[begin Data in this exercise]
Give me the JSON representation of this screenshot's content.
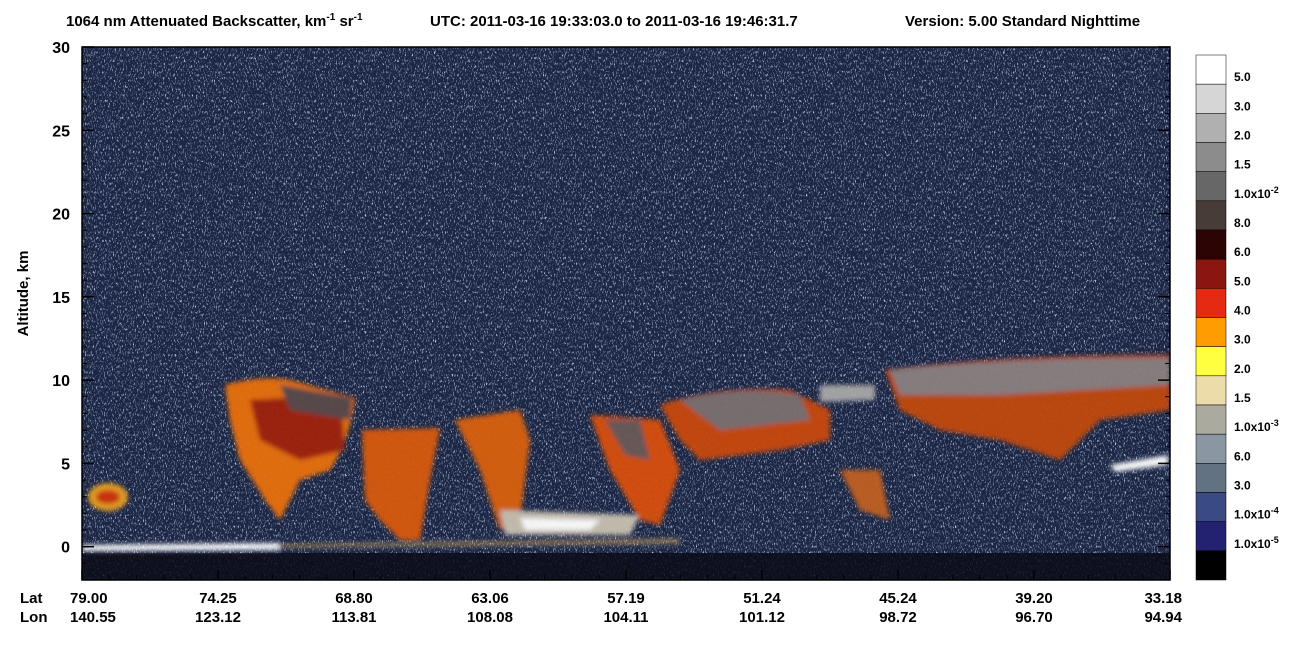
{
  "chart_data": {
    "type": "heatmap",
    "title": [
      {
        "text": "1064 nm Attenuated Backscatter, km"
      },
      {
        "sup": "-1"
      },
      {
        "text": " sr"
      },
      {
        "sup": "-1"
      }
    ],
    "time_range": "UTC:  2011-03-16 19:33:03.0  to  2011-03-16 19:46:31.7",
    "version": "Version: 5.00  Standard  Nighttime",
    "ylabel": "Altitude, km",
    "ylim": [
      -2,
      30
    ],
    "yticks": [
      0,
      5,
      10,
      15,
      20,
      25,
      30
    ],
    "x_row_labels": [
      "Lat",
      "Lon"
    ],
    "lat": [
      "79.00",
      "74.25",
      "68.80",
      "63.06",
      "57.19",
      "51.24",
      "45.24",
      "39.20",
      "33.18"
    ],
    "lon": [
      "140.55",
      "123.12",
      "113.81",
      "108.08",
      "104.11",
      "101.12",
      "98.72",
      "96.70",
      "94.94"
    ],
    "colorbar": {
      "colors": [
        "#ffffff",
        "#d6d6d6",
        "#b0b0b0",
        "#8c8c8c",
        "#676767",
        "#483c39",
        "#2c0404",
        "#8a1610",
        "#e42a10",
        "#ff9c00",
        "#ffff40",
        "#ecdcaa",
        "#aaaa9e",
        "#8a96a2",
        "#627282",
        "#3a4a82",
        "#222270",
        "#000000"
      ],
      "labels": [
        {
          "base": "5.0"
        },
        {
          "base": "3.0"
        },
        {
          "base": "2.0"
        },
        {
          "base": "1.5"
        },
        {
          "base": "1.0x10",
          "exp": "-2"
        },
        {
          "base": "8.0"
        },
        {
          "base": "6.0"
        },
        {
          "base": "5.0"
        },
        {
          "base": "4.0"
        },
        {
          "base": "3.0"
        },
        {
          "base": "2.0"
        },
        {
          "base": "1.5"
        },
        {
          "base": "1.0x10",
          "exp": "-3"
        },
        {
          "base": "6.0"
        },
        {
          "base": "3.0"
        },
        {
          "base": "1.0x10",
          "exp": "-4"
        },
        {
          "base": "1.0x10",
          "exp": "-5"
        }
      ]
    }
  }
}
[end Data in this exercise]
▶ Stated exercise:
Quote the data above in full, leaving out the pictures it holds.

▶ Solution for this problem:
Give me the JSON representation of this screenshot's content.
{
  "chart_data": {
    "type": "heatmap",
    "title": [
      {
        "text": "1064 nm Attenuated Backscatter, km"
      },
      {
        "sup": "-1"
      },
      {
        "text": " sr"
      },
      {
        "sup": "-1"
      }
    ],
    "time_range": "UTC:  2011-03-16 19:33:03.0  to  2011-03-16 19:46:31.7",
    "version": "Version: 5.00  Standard  Nighttime",
    "ylabel": "Altitude, km",
    "ylim": [
      -2,
      30
    ],
    "yticks": [
      0,
      5,
      10,
      15,
      20,
      25,
      30
    ],
    "x_row_labels": [
      "Lat",
      "Lon"
    ],
    "lat": [
      "79.00",
      "74.25",
      "68.80",
      "63.06",
      "57.19",
      "51.24",
      "45.24",
      "39.20",
      "33.18"
    ],
    "lon": [
      "140.55",
      "123.12",
      "113.81",
      "108.08",
      "104.11",
      "101.12",
      "98.72",
      "96.70",
      "94.94"
    ],
    "colorbar": {
      "colors": [
        "#ffffff",
        "#d6d6d6",
        "#b0b0b0",
        "#8c8c8c",
        "#676767",
        "#483c39",
        "#2c0404",
        "#8a1610",
        "#e42a10",
        "#ff9c00",
        "#ffff40",
        "#ecdcaa",
        "#aaaa9e",
        "#8a96a2",
        "#627282",
        "#3a4a82",
        "#222270",
        "#000000"
      ],
      "labels": [
        {
          "base": "5.0"
        },
        {
          "base": "3.0"
        },
        {
          "base": "2.0"
        },
        {
          "base": "1.5"
        },
        {
          "base": "1.0x10",
          "exp": "-2"
        },
        {
          "base": "8.0"
        },
        {
          "base": "6.0"
        },
        {
          "base": "5.0"
        },
        {
          "base": "4.0"
        },
        {
          "base": "3.0"
        },
        {
          "base": "2.0"
        },
        {
          "base": "1.5"
        },
        {
          "base": "1.0x10",
          "exp": "-3"
        },
        {
          "base": "6.0"
        },
        {
          "base": "3.0"
        },
        {
          "base": "1.0x10",
          "exp": "-4"
        },
        {
          "base": "1.0x10",
          "exp": "-5"
        }
      ]
    }
  }
}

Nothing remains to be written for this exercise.